**Short task:** Switch "power board" to "power module" throughout the data below, and reproduce all of it with nothing else altered.

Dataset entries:
##############################

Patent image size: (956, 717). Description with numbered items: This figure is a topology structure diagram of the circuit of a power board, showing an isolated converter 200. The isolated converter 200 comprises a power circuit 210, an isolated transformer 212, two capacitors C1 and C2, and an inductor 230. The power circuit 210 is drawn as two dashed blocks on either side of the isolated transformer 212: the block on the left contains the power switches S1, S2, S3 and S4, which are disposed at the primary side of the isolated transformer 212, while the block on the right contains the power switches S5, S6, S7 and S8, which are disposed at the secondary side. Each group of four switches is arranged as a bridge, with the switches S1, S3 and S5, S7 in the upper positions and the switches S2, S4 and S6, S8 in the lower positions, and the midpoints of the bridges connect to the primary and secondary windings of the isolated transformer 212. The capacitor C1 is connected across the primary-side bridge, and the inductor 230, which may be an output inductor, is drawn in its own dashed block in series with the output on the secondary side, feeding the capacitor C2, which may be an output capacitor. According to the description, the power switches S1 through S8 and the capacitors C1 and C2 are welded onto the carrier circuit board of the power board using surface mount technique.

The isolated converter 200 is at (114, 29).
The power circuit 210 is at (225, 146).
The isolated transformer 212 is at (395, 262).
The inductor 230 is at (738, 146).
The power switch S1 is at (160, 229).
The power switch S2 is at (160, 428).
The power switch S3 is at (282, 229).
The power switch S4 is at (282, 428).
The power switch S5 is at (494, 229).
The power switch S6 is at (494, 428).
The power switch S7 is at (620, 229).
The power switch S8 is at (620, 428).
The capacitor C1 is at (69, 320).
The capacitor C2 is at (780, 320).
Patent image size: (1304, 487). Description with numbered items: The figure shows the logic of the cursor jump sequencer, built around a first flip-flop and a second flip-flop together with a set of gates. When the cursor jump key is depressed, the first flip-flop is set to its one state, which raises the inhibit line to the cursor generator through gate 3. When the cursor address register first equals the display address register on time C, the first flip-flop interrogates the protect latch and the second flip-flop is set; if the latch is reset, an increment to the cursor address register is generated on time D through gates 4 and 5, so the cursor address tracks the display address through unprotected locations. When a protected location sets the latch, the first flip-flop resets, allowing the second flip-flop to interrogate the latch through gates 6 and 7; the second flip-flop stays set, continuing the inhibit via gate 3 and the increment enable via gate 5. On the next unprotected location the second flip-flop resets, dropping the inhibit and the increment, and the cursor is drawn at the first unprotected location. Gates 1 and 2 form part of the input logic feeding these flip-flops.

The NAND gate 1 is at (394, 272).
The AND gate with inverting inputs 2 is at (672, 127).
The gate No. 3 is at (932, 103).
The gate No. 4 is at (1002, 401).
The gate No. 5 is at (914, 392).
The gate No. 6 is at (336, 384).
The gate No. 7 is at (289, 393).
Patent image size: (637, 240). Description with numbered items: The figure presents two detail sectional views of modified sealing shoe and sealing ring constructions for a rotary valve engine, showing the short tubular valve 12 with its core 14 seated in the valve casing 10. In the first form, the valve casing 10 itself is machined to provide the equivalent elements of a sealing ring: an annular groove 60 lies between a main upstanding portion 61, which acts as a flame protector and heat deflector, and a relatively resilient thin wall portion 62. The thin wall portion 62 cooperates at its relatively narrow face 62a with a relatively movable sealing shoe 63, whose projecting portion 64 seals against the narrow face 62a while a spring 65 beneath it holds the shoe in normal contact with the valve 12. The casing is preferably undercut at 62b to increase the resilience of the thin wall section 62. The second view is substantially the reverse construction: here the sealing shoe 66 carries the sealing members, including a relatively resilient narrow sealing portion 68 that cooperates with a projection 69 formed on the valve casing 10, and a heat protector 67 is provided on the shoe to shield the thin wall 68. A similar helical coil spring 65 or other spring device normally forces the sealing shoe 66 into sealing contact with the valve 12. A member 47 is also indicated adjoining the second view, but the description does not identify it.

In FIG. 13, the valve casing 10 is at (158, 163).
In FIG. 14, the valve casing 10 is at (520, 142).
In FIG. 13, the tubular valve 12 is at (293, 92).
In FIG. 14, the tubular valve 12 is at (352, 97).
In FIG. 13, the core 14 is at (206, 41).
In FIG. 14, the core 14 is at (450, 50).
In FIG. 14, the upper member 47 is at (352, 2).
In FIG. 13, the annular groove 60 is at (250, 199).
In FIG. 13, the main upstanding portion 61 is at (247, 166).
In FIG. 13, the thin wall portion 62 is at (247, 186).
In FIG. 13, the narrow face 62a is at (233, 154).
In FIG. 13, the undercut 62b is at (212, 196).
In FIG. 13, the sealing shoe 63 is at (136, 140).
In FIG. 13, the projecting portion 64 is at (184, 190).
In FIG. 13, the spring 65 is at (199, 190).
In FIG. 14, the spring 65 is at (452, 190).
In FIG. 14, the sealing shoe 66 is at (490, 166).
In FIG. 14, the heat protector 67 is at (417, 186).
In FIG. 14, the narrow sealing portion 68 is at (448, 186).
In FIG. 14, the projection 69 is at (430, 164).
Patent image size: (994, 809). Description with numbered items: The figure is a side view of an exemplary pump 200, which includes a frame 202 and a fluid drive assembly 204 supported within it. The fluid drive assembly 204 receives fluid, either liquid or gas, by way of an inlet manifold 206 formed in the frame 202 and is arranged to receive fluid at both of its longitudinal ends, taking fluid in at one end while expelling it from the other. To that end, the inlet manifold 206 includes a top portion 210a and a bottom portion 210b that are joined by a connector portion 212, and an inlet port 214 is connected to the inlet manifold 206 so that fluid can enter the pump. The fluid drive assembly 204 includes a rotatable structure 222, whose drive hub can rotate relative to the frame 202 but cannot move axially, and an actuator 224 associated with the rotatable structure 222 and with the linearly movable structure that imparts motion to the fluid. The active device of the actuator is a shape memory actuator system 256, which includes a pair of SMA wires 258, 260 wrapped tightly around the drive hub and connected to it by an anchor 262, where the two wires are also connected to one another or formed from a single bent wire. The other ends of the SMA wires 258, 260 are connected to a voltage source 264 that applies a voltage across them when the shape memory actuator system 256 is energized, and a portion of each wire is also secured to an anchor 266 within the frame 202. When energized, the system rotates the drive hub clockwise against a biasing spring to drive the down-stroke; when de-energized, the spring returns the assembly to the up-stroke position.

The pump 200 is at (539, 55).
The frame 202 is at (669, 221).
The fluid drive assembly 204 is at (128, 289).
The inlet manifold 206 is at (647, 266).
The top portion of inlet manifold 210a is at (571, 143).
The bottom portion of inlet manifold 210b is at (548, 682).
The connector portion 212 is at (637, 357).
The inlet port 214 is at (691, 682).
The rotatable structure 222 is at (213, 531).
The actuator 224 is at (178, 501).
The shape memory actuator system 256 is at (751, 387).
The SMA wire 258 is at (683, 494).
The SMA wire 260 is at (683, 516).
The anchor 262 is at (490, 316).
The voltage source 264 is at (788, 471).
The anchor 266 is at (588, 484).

##############################

**Written response:**
Patent image size: (956, 717). Description with numbered items: This figure is a topology structure diagram of the circuit of a power module, showing an isolated converter 200. The isolated converter 200 comprises a power circuit 210, an isolated transformer 212, two capacitors C1 and C2, and an inductor 230. The power circuit 210 is drawn as two dashed blocks on either side of the isolated transformer 212: the block on the left contains the power switches S1, S2, S3 and S4, which are disposed at the primary side of the isolated transformer 212, while the block on the right contains the power switches S5, S6, S7 and S8, which are disposed at the secondary side. Each group of four switches is arranged as a bridge, with the switches S1, S3 and S5, S7 in the upper positions and the switches S2, S4 and S6, S8 in the lower positions, and the midpoints of the bridges connect to the primary and secondary windings of the isolated transformer 212. The capacitor C1 is connected across the primary-side bridge, and the inductor 230, which may be an output inductor, is drawn in its own dashed block in series with the output on the secondary side, feeding the capacitor C2, which may be an output capacitor. According to the description, the power switches S1 through S8 and the capacitors C1 and C2 are welded onto the carrier circuit board of the power module using surface mount technique.

The isolated converter 200 is at (114, 29).
The power circuit 210 is at (225, 146).
The isolated transformer 212 is at (395, 262).
The inductor 230 is at (738, 146).
The power switch S1 is at (160, 229).
The power switch S2 is at (160, 428).
The power switch S3 is at (282, 229).
The power switch S4 is at (282, 428).
The power switch S5 is at (494, 229).
The power switch S6 is at (494, 428).
The power switch S7 is at (620, 229).
The power switch S8 is at (620, 428).
The capacitor C1 is at (69, 320).
The capacitor C2 is at (780, 320).
Patent image size: (1304, 487). Description with numbered items: The figure shows the logic of the cursor jump sequencer, built around a first flip-flop and a second flip-flop together with a set of gates. When the cursor jump key is depressed, the first flip-flop is set to its one state, which raises the inhibit line to the cursor generator through gate 3. When the cursor address register first equals the display address register on time C, the first flip-flop interrogates the protect latch and the second flip-flop is set; if the latch is reset, an increment to the cursor address register is generated on time D through gates 4 and 5, so the cursor address tracks the display address through unprotected locations. When a protected location sets the latch, the first flip-flop resets, allowing the second flip-flop to interrogate the latch through gates 6 and 7; the second flip-flop stays set, continuing the inhibit via gate 3 and the increment enable via gate 5. On the next unprotected location the second flip-flop resets, dropping the inhibit and the increment, and the cursor is drawn at the first unprotected location. Gates 1 and 2 form part of the input logic feeding these flip-flops.

The NAND gate 1 is at (394, 272).
The AND gate with inverting inputs 2 is at (672, 127).
The gate No. 3 is at (932, 103).
The gate No. 4 is at (1002, 401).
The gate No. 5 is at (914, 392).
The gate No. 6 is at (336, 384).
The gate No. 7 is at (289, 393).
Patent image size: (637, 240). Description with numbered items: The figure presents two detail sectional views of modified sealing shoe and sealing ring constructions for a rotary valve engine, showing the short tubular valve 12 with its core 14 seated in the valve casing 10. In the first form, the valve casing 10 itself is machined to provide the equivalent elements of a sealing ring: an annular groove 60 lies between a main upstanding portion 61, which acts as a flame protector and heat deflector, and a relatively resilient thin wall portion 62. The thin wall portion 62 cooperates at its relatively narrow face 62a with a relatively movable sealing shoe 63, whose projecting portion 64 seals against the narrow face 62a while a spring 65 beneath it holds the shoe in normal contact with the valve 12. The casing is preferably undercut at 62b to increase the resilience of the thin wall section 62. The second view is substantially the reverse construction: here the sealing shoe 66 carries the sealing members, including a relatively resilient narrow sealing portion 68 that cooperates with a projection 69 formed on the valve casing 10, and a heat protector 67 is provided on the shoe to shield the thin wall 68. A similar helical coil spring 65 or other spring device normally forces the sealing shoe 66 into sealing contact with the valve 12. A member 47 is also indicated adjoining the second view, but the description does not identify it.

In FIG. 13, the valve casing 10 is at (158, 163).
In FIG. 14, the valve casing 10 is at (520, 142).
In FIG. 13, the tubular valve 12 is at (293, 92).
In FIG. 14, the tubular valve 12 is at (352, 97).
In FIG. 13, the core 14 is at (206, 41).
In FIG. 14, the core 14 is at (450, 50).
In FIG. 14, the upper member 47 is at (352, 2).
In FIG. 13, the annular groove 60 is at (250, 199).
In FIG. 13, the main upstanding portion 61 is at (247, 166).
In FIG. 13, the thin wall portion 62 is at (247, 186).
In FIG. 13, the narrow face 62a is at (233, 154).
In FIG. 13, the undercut 62b is at (212, 196).
In FIG. 13, the sealing shoe 63 is at (136, 140).
In FIG. 13, the projecting portion 64 is at (184, 190).
In FIG. 13, the spring 65 is at (199, 190).
In FIG. 14, the spring 65 is at (452, 190).
In FIG. 14, the sealing shoe 66 is at (490, 166).
In FIG. 14, the heat protector 67 is at (417, 186).
In FIG. 14, the narrow sealing portion 68 is at (448, 186).
In FIG. 14, the projection 69 is at (430, 164).
Patent image size: (994, 809). Description with numbered items: The figure is a side view of an exemplary pump 200, which includes a frame 202 and a fluid drive assembly 204 supported within it. The fluid drive assembly 204 receives fluid, either liquid or gas, by way of an inlet manifold 206 formed in the frame 202 and is arranged to receive fluid at both of its longitudinal ends, taking fluid in at one end while expelling it from the other. To that end, the inlet manifold 206 includes a top portion 210a and a bottom portion 210b that are joined by a connector portion 212, and an inlet port 214 is connected to the inlet manifold 206 so that fluid can enter the pump. The fluid drive assembly 204 includes a rotatable structure 222, whose drive hub can rotate relative to the frame 202 but cannot move axially, and an actuator 224 associated with the rotatable structure 222 and with the linearly movable structure that imparts motion to the fluid. The active device of the actuator is a shape memory actuator system 256, which includes a pair of SMA wires 258, 260 wrapped tightly around the drive hub and connected to it by an anchor 262, where the two wires are also connected to one another or formed from a single bent wire. The other ends of the SMA wires 258, 260 are connected to a voltage source 264 that applies a voltage across them when the shape memory actuator system 256 is energized, and a portion of each wire is also secured to an anchor 266 within the frame 202. When energized, the system rotates the drive hub clockwise against a biasing spring to drive the down-stroke; when de-energized, the spring returns the assembly to the up-stroke position.

The pump 200 is at (539, 55).
The frame 202 is at (669, 221).
The fluid drive assembly 204 is at (128, 289).
The inlet manifold 206 is at (647, 266).
The top portion of inlet manifold 210a is at (571, 143).
The bottom portion of inlet manifold 210b is at (548, 682).
The connector portion 212 is at (637, 357).
The inlet port 214 is at (691, 682).
The rotatable structure 222 is at (213, 531).
The actuator 224 is at (178, 501).
The shape memory actuator system 256 is at (751, 387).
The SMA wire 258 is at (683, 494).
The SMA wire 260 is at (683, 516).
The anchor 262 is at (490, 316).
The voltage source 264 is at (788, 471).
The anchor 266 is at (588, 484).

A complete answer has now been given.